TASK TO COMPLETE:
Where a line below holds the string "Valitse", copy that line.

┌──

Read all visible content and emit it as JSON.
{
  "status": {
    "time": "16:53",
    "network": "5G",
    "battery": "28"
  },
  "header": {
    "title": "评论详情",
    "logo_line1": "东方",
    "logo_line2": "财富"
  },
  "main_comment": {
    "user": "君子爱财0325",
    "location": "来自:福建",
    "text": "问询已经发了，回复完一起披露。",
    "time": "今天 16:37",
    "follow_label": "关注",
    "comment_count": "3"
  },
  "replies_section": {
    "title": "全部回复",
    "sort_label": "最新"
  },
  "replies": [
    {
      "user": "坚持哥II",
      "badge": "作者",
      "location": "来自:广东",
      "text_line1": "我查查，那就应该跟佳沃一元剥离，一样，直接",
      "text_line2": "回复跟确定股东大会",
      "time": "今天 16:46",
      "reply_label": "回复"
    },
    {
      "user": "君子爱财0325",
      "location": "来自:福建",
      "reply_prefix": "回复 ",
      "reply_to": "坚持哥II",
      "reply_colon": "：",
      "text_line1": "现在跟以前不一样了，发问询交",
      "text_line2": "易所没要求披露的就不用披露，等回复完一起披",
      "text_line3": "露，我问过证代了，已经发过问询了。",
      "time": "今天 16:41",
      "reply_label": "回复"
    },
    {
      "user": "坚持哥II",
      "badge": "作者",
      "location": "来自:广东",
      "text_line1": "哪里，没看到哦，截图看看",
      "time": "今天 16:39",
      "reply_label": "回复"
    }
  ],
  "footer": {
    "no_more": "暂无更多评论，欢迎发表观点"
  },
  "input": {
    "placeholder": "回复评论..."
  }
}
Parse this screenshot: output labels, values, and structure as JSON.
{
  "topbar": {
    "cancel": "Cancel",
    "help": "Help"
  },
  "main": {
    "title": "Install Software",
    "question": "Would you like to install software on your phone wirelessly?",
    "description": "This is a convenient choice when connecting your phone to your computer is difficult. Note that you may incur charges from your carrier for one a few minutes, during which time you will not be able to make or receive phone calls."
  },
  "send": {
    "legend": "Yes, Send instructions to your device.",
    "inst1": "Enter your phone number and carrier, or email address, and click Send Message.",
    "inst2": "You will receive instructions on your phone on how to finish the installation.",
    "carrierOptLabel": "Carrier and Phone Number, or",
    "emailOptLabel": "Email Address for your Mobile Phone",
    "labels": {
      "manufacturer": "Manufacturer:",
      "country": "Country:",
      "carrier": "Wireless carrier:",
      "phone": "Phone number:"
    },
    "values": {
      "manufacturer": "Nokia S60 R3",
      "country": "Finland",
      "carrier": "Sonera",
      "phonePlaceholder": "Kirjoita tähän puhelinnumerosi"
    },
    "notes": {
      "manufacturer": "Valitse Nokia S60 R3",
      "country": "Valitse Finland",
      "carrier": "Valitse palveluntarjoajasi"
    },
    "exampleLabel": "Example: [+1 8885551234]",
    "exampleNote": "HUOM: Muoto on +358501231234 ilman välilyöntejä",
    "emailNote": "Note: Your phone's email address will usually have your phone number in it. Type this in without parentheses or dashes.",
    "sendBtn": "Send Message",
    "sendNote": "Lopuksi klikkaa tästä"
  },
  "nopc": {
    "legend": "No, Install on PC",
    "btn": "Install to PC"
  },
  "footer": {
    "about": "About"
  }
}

└──

TASK RESULT:
      "manufacturer": "Valitse Nokia S60 R3",
      "country": "Valitse Finland",
      "carrier": "Valitse palveluntarjoajasi"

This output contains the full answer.